§ **Short exercise**: Reproduce the lines below without changes, from the first line of the records through the line that contains "- growth-rate-point[interactable]: [236, 940, 241, 945]", including both of those lines.

start Dataset rows

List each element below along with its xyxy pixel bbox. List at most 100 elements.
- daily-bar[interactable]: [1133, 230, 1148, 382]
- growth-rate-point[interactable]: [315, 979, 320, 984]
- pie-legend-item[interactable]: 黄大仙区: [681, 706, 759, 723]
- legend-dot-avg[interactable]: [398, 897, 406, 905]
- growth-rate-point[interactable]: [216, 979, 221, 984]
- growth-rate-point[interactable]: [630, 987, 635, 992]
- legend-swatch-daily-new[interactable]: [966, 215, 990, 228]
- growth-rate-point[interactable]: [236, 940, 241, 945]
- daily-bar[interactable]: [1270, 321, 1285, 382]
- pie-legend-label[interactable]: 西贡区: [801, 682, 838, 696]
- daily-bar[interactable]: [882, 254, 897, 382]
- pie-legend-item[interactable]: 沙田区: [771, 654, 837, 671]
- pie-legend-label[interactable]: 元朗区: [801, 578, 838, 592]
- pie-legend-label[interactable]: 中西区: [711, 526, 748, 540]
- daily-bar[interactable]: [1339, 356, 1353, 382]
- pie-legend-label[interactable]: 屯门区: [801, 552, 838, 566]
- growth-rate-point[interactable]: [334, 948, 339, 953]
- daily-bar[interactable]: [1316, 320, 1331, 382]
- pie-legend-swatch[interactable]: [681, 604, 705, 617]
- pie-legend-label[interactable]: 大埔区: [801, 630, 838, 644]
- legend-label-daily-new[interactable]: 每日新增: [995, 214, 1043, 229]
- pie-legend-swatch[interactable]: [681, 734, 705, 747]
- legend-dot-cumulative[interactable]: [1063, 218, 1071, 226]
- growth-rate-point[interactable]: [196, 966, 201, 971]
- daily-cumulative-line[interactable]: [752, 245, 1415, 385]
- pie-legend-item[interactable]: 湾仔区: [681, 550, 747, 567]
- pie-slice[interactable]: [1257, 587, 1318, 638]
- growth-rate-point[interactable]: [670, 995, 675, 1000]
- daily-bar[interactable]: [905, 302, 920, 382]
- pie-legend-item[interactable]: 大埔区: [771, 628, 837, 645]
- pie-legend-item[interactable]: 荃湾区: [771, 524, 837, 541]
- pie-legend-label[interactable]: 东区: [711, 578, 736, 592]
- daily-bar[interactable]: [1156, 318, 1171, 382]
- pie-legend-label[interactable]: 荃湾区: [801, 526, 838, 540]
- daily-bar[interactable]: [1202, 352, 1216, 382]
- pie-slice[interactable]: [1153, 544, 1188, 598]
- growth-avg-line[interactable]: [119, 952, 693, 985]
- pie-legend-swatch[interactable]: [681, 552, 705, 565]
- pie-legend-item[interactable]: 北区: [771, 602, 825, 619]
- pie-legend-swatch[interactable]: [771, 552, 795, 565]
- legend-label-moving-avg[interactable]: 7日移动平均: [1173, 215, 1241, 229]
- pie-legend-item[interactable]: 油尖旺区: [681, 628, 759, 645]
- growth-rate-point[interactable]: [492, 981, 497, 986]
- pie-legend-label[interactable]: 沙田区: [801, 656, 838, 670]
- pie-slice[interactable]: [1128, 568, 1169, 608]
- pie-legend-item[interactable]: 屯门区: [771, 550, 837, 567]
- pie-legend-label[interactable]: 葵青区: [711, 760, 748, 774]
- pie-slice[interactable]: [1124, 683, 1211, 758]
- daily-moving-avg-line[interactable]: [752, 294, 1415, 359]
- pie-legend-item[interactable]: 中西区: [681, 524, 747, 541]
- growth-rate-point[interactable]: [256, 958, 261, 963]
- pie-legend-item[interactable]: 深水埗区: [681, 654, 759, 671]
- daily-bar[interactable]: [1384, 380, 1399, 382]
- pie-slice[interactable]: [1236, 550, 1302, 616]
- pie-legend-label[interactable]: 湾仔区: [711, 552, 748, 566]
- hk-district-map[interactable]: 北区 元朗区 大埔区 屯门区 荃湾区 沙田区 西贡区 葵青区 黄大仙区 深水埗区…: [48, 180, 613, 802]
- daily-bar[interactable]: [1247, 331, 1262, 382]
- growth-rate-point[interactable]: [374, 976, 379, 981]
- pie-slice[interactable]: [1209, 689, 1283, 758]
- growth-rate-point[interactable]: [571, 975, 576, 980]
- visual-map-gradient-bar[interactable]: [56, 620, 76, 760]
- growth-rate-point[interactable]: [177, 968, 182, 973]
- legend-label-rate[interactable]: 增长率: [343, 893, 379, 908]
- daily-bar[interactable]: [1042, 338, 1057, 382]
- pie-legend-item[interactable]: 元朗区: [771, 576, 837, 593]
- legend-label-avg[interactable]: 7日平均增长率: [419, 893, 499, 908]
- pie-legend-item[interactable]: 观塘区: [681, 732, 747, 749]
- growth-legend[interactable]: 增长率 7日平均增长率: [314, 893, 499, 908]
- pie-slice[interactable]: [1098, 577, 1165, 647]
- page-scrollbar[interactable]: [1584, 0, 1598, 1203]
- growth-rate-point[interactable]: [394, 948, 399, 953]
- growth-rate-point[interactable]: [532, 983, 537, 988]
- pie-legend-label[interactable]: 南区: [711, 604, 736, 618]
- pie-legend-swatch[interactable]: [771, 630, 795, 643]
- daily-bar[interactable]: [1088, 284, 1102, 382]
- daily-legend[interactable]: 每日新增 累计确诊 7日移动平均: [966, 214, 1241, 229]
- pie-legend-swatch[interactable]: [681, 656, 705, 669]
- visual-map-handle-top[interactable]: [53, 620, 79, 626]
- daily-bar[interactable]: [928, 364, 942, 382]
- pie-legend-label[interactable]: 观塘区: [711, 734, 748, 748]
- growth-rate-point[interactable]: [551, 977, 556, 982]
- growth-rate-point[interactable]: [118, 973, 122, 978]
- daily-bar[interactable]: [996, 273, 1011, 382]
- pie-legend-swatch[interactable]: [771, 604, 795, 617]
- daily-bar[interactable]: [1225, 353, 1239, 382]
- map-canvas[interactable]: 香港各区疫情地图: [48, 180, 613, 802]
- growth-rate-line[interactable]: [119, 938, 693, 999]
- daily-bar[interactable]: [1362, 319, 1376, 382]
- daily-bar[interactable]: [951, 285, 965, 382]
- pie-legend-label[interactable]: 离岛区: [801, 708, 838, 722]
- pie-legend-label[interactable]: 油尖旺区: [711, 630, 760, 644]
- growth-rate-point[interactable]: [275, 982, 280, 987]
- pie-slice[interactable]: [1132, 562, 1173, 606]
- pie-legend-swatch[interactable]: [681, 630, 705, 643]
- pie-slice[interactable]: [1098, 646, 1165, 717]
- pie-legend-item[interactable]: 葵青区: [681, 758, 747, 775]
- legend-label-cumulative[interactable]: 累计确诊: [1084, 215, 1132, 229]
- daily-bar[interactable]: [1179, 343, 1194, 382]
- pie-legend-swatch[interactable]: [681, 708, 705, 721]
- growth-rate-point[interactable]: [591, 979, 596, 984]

end Dataset rows

§ **Output of the task**:
List each element below along with its xyxy pixel bbox. List at most 100 elements.
- daily-bar[interactable]: [1133, 230, 1148, 382]
- growth-rate-point[interactable]: [315, 979, 320, 984]
- pie-legend-item[interactable]: 黄大仙区: [681, 706, 759, 723]
- legend-dot-avg[interactable]: [398, 897, 406, 905]
- growth-rate-point[interactable]: [216, 979, 221, 984]
- growth-rate-point[interactable]: [630, 987, 635, 992]
- legend-swatch-daily-new[interactable]: [966, 215, 990, 228]
- growth-rate-point[interactable]: [236, 940, 241, 945]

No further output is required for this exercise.